Excerpt from a dataset:
::::::
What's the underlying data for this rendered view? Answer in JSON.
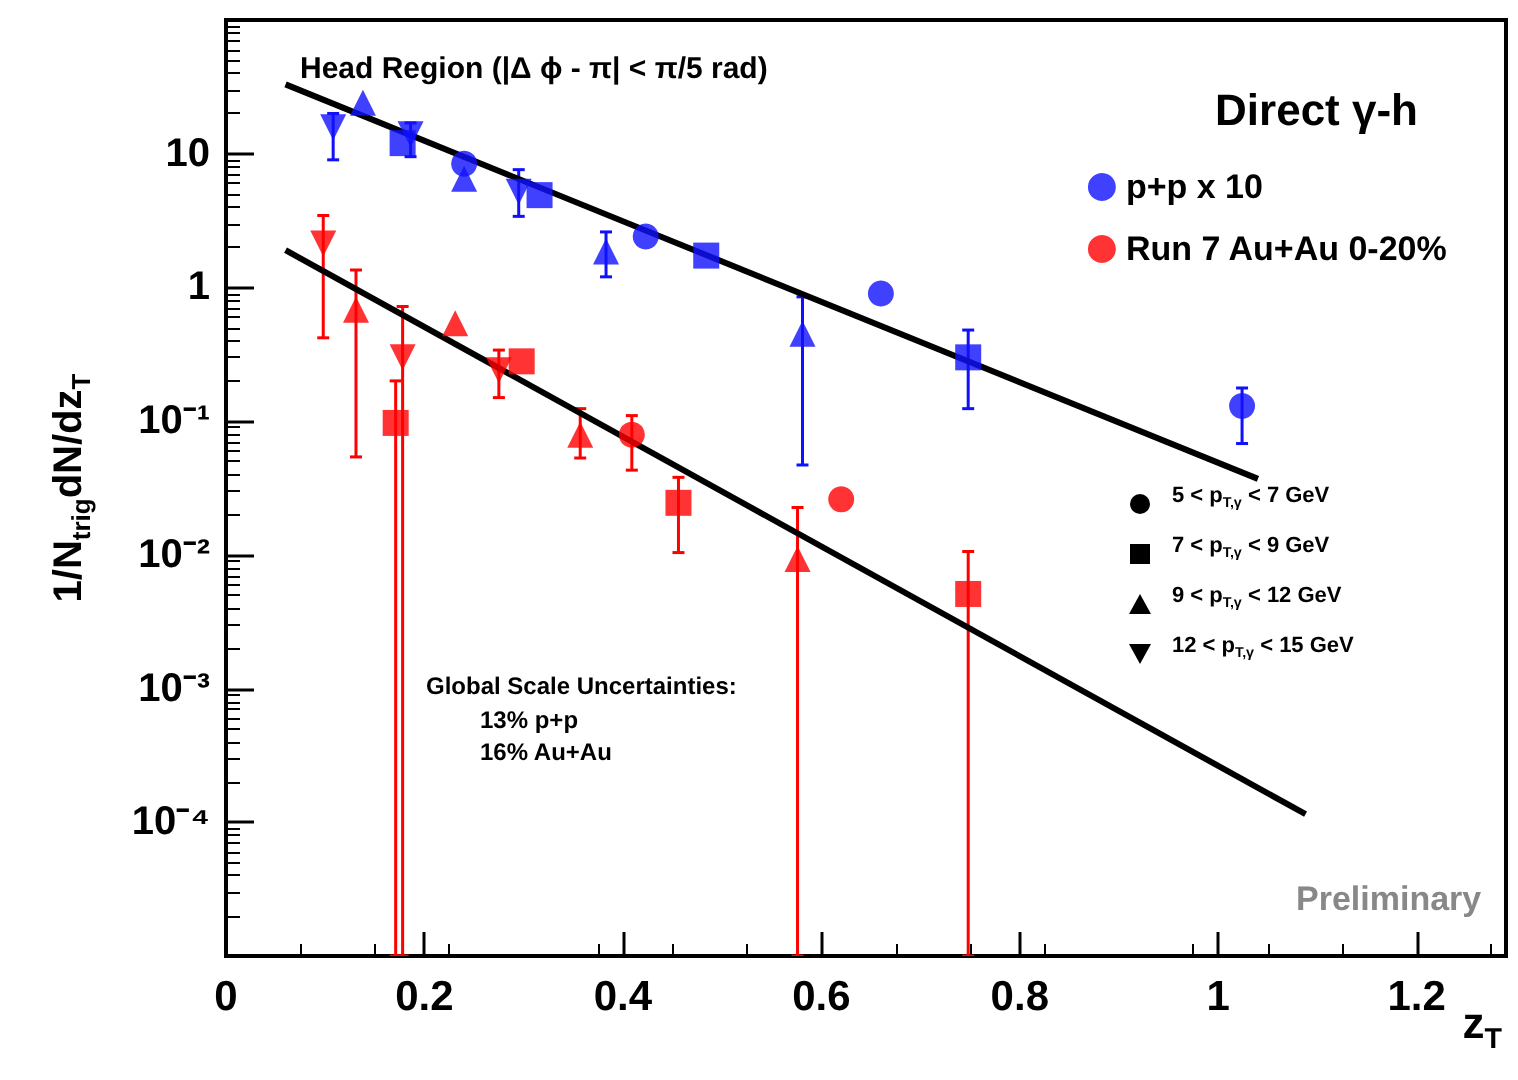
{
  "chart_data": {
    "type": "scatter",
    "title": "Head Region (|Δ ϕ - π| < π/5 rad)",
    "legend_title": "Direct γ-h",
    "xlabel": "z$_{T}$",
    "ylabel": "1/N$_{trig}$dN/dz$_{T}$",
    "xlim": [
      0,
      1.29
    ],
    "xticks": [
      0,
      0.2,
      0.4,
      0.6,
      0.8,
      1,
      1.2
    ],
    "ylim": [
      1e-05,
      100
    ],
    "yticks": [
      {
        "value": 0.0001,
        "label": "10⁻⁴"
      },
      {
        "value": 0.001,
        "label": "10⁻³"
      },
      {
        "value": 0.01,
        "label": "10⁻²"
      },
      {
        "value": 0.1,
        "label": "10⁻¹"
      },
      1,
      10
    ],
    "log": "y",
    "legend": "top right",
    "annotations": [
      "5 < p$_{T,γ}$ < 7 GeV",
      "7 < p$_{T,γ}$ < 9 GeV",
      "9 < p$_{T,γ}$ < 12 GeV",
      "12 < p$_{T,γ}$ < 15 GeV",
      "Global Scale Uncertainties:",
      "13% p+p",
      "16% Au+Au",
      "Preliminary"
    ],
    "series": [
      {
        "name": "p+p x 10",
        "color": "#1010ff",
        "marker": "circle",
        "x": [
          0.24,
          0.423,
          0.66,
          1.024
        ],
        "values": [
          8.4,
          2.4,
          0.9,
          0.13
        ],
        "errors": [
          null,
          null,
          null,
          [
            0.068,
            0.177
          ]
        ]
      },
      {
        "color": "#1010ff",
        "marker": "square",
        "x": [
          0.178,
          0.316,
          0.484,
          0.748
        ],
        "values": [
          12,
          4.9,
          1.73,
          0.3
        ],
        "errors": [
          null,
          null,
          null,
          [
            0.124,
            0.48
          ]
        ]
      },
      {
        "color": "#1010ff",
        "marker": "triangle",
        "x": [
          0.138,
          0.24,
          0.383,
          0.581
        ],
        "values": [
          24,
          6.5,
          1.86,
          0.45
        ],
        "errors": [
          null,
          null,
          [
            1.2,
            2.6
          ],
          [
            0.047,
            0.85
          ]
        ]
      },
      {
        "color": "#1010ff",
        "marker": "triangle-down",
        "x": [
          0.108,
          0.186,
          0.295
        ],
        "values": [
          15.8,
          14,
          5.2
        ],
        "errors": [
          [
            9,
            20
          ],
          [
            9.5,
            17
          ],
          [
            3.4,
            7.6
          ]
        ]
      },
      {
        "name": "Run 7 Au+Au 0-20%",
        "color": "#ff0000",
        "marker": "circle",
        "x": [
          0.409,
          0.62
        ],
        "values": [
          0.079,
          0.026
        ],
        "errors": [
          [
            0.043,
            0.11
          ],
          null
        ]
      },
      {
        "color": "#ff0000",
        "marker": "square",
        "x": [
          0.171,
          0.298,
          0.456,
          0.748
        ],
        "values": [
          0.097,
          0.28,
          0.0245,
          0.0051
        ],
        "errors": [
          [
            1e-05,
            0.2
          ],
          null,
          [
            0.0104,
            0.038
          ],
          [
            1e-05,
            0.0106
          ]
        ]
      },
      {
        "color": "#ff0000",
        "marker": "triangle",
        "x": [
          0.131,
          0.231,
          0.357,
          0.576
        ],
        "values": [
          0.68,
          0.54,
          0.079,
          0.0093
        ],
        "errors": [
          [
            0.054,
            1.35
          ],
          null,
          [
            0.053,
            0.124
          ],
          [
            1e-05,
            0.0226
          ]
        ]
      },
      {
        "color": "#ff0000",
        "marker": "triangle-down",
        "x": [
          0.098,
          0.178,
          0.275
        ],
        "values": [
          2.13,
          0.3,
          0.24
        ],
        "errors": [
          [
            0.42,
            3.45
          ],
          [
            1e-05,
            0.72
          ],
          [
            0.15,
            0.34
          ]
        ]
      },
      {
        "type": "line",
        "color": "#000000",
        "marker": "none",
        "x": [
          0.06,
          1.04
        ],
        "values": [
          33,
          0.037
        ]
      },
      {
        "type": "line",
        "color": "#000000",
        "marker": "none",
        "x": [
          0.06,
          1.088
        ],
        "values": [
          1.9,
          0.000115
        ]
      }
    ]
  }
}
::::::
__Directions__: Reproduce the whole listing exactly, but not the images in it.

__Output of the exercise__:
What's the underlying data for this rendered view? Answer in JSON.
{
  "chart_data": {
    "type": "scatter",
    "title": "Head Region (|Δ ϕ - π| < π/5 rad)",
    "legend_title": "Direct γ-h",
    "xlabel": "z$_{T}$",
    "ylabel": "1/N$_{trig}$dN/dz$_{T}$",
    "xlim": [
      0,
      1.29
    ],
    "xticks": [
      0,
      0.2,
      0.4,
      0.6,
      0.8,
      1,
      1.2
    ],
    "ylim": [
      1e-05,
      100
    ],
    "yticks": [
      {
        "value": 0.0001,
        "label": "10⁻⁴"
      },
      {
        "value": 0.001,
        "label": "10⁻³"
      },
      {
        "value": 0.01,
        "label": "10⁻²"
      },
      {
        "value": 0.1,
        "label": "10⁻¹"
      },
      1,
      10
    ],
    "log": "y",
    "legend": "top right",
    "annotations": [
      "5 < p$_{T,γ}$ < 7 GeV",
      "7 < p$_{T,γ}$ < 9 GeV",
      "9 < p$_{T,γ}$ < 12 GeV",
      "12 < p$_{T,γ}$ < 15 GeV",
      "Global Scale Uncertainties:",
      "13% p+p",
      "16% Au+Au",
      "Preliminary"
    ],
    "series": [
      {
        "name": "p+p x 10",
        "color": "#1010ff",
        "marker": "circle",
        "x": [
          0.24,
          0.423,
          0.66,
          1.024
        ],
        "values": [
          8.4,
          2.4,
          0.9,
          0.13
        ],
        "errors": [
          null,
          null,
          null,
          [
            0.068,
            0.177
          ]
        ]
      },
      {
        "color": "#1010ff",
        "marker": "square",
        "x": [
          0.178,
          0.316,
          0.484,
          0.748
        ],
        "values": [
          12,
          4.9,
          1.73,
          0.3
        ],
        "errors": [
          null,
          null,
          null,
          [
            0.124,
            0.48
          ]
        ]
      },
      {
        "color": "#1010ff",
        "marker": "triangle",
        "x": [
          0.138,
          0.24,
          0.383,
          0.581
        ],
        "values": [
          24,
          6.5,
          1.86,
          0.45
        ],
        "errors": [
          null,
          null,
          [
            1.2,
            2.6
          ],
          [
            0.047,
            0.85
          ]
        ]
      },
      {
        "color": "#1010ff",
        "marker": "triangle-down",
        "x": [
          0.108,
          0.186,
          0.295
        ],
        "values": [
          15.8,
          14,
          5.2
        ],
        "errors": [
          [
            9,
            20
          ],
          [
            9.5,
            17
          ],
          [
            3.4,
            7.6
          ]
        ]
      },
      {
        "name": "Run 7 Au+Au 0-20%",
        "color": "#ff0000",
        "marker": "circle",
        "x": [
          0.409,
          0.62
        ],
        "values": [
          0.079,
          0.026
        ],
        "errors": [
          [
            0.043,
            0.11
          ],
          null
        ]
      },
      {
        "color": "#ff0000",
        "marker": "square",
        "x": [
          0.171,
          0.298,
          0.456,
          0.748
        ],
        "values": [
          0.097,
          0.28,
          0.0245,
          0.0051
        ],
        "errors": [
          [
            1e-05,
            0.2
          ],
          null,
          [
            0.0104,
            0.038
          ],
          [
            1e-05,
            0.0106
          ]
        ]
      },
      {
        "color": "#ff0000",
        "marker": "triangle",
        "x": [
          0.131,
          0.231,
          0.357,
          0.576
        ],
        "values": [
          0.68,
          0.54,
          0.079,
          0.0093
        ],
        "errors": [
          [
            0.054,
            1.35
          ],
          null,
          [
            0.053,
            0.124
          ],
          [
            1e-05,
            0.0226
          ]
        ]
      },
      {
        "color": "#ff0000",
        "marker": "triangle-down",
        "x": [
          0.098,
          0.178,
          0.275
        ],
        "values": [
          2.13,
          0.3,
          0.24
        ],
        "errors": [
          [
            0.42,
            3.45
          ],
          [
            1e-05,
            0.72
          ],
          [
            0.15,
            0.34
          ]
        ]
      },
      {
        "type": "line",
        "color": "#000000",
        "marker": "none",
        "x": [
          0.06,
          1.04
        ],
        "values": [
          33,
          0.037
        ]
      },
      {
        "type": "line",
        "color": "#000000",
        "marker": "none",
        "x": [
          0.06,
          1.088
        ],
        "values": [
          1.9,
          0.000115
        ]
      }
    ]
  }
}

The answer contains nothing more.